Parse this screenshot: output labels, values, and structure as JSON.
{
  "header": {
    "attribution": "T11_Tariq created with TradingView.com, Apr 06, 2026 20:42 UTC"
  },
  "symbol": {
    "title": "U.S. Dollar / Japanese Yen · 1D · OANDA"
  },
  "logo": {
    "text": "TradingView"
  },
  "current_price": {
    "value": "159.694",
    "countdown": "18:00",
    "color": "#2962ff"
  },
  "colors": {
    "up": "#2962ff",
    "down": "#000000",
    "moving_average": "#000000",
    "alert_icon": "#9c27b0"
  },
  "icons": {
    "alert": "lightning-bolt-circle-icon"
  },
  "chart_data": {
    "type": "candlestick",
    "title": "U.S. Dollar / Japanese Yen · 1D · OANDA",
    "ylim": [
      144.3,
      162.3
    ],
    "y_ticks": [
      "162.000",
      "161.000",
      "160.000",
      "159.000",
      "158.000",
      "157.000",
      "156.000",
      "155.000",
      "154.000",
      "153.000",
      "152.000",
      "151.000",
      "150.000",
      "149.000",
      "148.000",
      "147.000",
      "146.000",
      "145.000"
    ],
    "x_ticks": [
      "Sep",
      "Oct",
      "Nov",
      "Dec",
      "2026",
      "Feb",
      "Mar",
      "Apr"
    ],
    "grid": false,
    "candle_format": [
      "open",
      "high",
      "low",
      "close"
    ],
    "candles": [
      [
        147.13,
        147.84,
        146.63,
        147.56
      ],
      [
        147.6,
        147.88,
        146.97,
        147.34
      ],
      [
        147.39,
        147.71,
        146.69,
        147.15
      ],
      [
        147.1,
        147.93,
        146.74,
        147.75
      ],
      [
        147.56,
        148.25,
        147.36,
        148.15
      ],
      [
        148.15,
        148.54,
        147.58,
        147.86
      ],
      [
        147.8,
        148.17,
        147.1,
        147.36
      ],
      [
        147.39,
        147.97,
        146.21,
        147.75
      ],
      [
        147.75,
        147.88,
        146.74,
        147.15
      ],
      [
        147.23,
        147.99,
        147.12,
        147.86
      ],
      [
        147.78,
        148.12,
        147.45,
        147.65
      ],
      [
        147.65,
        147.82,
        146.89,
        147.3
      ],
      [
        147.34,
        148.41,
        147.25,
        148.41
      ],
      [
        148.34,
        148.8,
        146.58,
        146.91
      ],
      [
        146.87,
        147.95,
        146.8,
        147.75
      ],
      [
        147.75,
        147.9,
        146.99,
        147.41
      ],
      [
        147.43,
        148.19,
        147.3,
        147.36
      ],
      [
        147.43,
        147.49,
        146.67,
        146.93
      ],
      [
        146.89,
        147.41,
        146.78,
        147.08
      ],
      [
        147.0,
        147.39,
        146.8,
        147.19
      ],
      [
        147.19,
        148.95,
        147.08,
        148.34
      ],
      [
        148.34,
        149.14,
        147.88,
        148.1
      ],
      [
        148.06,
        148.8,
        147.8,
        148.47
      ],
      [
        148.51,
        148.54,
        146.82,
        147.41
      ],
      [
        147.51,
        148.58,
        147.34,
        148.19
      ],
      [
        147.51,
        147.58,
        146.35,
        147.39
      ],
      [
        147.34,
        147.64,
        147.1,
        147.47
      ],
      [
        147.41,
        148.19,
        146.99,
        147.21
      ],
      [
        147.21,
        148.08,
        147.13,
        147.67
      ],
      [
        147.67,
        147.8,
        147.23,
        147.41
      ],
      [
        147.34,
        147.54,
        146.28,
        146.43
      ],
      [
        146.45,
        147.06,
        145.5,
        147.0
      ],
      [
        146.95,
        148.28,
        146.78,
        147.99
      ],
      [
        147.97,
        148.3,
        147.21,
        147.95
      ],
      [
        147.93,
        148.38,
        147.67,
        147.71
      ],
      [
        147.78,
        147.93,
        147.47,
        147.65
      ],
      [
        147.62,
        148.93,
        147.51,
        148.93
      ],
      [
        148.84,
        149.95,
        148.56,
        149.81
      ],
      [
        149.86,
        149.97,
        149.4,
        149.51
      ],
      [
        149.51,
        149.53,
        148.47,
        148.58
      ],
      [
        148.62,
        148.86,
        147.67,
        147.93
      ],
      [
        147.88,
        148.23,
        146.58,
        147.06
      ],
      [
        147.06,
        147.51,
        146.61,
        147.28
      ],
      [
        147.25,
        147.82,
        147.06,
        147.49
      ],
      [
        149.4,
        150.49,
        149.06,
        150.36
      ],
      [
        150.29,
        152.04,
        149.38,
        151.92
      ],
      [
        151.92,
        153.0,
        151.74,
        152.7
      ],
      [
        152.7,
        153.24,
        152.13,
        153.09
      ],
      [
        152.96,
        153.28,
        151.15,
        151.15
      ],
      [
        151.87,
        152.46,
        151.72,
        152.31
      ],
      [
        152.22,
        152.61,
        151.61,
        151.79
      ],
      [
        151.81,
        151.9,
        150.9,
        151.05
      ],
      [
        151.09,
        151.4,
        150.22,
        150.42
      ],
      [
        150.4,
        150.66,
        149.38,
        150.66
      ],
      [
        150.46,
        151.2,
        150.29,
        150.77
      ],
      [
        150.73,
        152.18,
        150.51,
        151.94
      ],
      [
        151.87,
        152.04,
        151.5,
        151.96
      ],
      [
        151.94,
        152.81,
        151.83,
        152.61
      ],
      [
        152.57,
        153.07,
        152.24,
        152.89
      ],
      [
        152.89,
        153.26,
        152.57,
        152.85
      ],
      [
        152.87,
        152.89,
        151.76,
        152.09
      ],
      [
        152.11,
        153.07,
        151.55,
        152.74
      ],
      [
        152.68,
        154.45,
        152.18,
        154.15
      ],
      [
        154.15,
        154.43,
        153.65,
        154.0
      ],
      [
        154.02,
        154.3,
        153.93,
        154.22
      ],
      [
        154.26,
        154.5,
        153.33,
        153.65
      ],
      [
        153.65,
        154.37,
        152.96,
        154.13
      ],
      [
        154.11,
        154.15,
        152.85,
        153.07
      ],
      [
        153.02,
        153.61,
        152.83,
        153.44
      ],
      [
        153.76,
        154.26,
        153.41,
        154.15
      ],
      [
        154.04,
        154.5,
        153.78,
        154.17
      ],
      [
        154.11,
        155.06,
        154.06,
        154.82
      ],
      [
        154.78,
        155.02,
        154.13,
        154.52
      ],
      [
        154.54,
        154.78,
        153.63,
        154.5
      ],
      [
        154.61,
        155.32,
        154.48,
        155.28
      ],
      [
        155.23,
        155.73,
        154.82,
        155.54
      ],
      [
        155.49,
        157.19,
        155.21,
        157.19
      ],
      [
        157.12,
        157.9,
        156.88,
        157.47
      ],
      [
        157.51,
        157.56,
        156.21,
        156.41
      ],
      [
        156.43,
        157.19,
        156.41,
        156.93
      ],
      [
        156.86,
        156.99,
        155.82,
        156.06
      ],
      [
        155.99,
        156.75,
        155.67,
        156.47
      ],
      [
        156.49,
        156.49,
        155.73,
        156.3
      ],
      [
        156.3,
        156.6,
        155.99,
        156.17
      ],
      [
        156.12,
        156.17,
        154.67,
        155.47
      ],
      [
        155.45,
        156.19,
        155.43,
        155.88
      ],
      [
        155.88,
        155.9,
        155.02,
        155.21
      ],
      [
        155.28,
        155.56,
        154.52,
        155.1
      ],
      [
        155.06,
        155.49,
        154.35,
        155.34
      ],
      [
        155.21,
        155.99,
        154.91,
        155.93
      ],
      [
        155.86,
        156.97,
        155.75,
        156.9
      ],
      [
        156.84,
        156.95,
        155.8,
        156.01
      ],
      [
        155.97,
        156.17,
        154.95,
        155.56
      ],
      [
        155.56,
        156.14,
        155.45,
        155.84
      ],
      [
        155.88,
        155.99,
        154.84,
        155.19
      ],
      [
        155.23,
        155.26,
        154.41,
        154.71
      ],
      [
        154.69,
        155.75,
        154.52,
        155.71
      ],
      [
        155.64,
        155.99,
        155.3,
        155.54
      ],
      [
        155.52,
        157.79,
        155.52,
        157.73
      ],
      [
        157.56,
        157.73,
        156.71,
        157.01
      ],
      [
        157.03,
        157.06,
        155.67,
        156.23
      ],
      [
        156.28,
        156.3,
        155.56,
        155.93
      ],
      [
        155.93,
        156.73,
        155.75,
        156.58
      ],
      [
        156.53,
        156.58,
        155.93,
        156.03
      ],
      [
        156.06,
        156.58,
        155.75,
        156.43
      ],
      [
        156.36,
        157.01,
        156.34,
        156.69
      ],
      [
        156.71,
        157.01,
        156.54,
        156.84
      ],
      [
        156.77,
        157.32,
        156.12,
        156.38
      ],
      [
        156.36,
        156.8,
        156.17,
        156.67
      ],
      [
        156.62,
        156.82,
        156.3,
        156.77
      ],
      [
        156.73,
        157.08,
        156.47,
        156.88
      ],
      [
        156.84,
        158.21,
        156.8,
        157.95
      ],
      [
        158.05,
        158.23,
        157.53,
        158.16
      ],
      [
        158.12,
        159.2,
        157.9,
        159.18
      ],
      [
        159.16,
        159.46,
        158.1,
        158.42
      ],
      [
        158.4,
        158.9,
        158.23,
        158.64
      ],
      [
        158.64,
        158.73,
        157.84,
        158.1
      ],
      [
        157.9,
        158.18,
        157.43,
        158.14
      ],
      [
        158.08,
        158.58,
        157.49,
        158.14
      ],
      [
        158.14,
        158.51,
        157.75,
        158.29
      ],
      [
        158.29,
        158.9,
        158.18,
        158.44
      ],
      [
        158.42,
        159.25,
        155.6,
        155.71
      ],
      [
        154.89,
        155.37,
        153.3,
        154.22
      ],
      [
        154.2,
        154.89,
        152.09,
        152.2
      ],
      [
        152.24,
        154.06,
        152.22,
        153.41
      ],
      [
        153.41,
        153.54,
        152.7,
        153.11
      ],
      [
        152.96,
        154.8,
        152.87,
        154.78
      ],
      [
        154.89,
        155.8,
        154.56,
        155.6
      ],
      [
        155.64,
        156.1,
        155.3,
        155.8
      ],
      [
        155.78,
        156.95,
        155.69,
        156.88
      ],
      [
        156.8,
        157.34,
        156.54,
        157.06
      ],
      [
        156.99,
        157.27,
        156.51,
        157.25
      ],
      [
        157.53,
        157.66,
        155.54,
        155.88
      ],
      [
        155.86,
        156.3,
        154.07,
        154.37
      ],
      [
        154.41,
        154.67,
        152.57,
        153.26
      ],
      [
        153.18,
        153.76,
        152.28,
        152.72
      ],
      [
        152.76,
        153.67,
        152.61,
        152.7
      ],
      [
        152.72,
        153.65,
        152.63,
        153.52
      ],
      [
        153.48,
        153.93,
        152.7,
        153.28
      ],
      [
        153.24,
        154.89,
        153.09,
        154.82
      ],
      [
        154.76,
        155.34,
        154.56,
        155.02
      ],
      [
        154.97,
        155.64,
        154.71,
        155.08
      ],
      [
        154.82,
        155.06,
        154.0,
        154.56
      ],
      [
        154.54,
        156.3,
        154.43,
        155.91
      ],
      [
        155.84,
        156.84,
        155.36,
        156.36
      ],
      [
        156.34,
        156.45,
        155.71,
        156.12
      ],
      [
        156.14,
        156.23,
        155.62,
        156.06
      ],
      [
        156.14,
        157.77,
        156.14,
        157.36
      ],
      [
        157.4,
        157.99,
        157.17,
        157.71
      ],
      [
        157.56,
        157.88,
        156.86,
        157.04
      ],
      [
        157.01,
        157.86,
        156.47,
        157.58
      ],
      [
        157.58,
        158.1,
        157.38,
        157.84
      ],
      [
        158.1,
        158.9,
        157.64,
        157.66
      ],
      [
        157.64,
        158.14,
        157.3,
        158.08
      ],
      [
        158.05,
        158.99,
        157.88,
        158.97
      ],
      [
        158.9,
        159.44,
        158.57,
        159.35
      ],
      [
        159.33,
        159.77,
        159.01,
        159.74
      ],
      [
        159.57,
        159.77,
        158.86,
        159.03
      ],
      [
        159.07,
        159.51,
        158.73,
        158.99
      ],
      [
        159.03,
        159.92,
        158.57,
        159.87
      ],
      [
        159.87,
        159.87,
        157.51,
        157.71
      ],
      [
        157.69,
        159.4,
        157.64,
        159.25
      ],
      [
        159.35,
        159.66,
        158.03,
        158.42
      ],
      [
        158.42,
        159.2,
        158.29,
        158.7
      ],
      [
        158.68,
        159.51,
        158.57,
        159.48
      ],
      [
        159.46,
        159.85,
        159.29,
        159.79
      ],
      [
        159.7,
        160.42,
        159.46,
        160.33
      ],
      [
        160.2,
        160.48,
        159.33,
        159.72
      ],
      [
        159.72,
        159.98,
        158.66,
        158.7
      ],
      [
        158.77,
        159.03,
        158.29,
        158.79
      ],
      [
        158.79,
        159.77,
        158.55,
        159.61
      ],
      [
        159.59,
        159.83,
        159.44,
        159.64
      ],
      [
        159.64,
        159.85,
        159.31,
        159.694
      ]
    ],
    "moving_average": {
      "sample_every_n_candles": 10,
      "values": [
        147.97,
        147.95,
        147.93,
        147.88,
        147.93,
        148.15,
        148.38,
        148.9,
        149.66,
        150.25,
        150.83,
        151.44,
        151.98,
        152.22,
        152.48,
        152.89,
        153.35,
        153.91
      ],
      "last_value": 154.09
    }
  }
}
:::
◆ EXERCISE PROMPT:
Identify the lines of the data that contain the word "Dollar". Copy each of them.

◆ RESPONSE FOR THIS EXERCISE:
    "title": "U.S. Dollar / Japanese Yen · 1D · OANDA"
    "title": "U.S. Dollar / Japanese Yen · 1D · OANDA",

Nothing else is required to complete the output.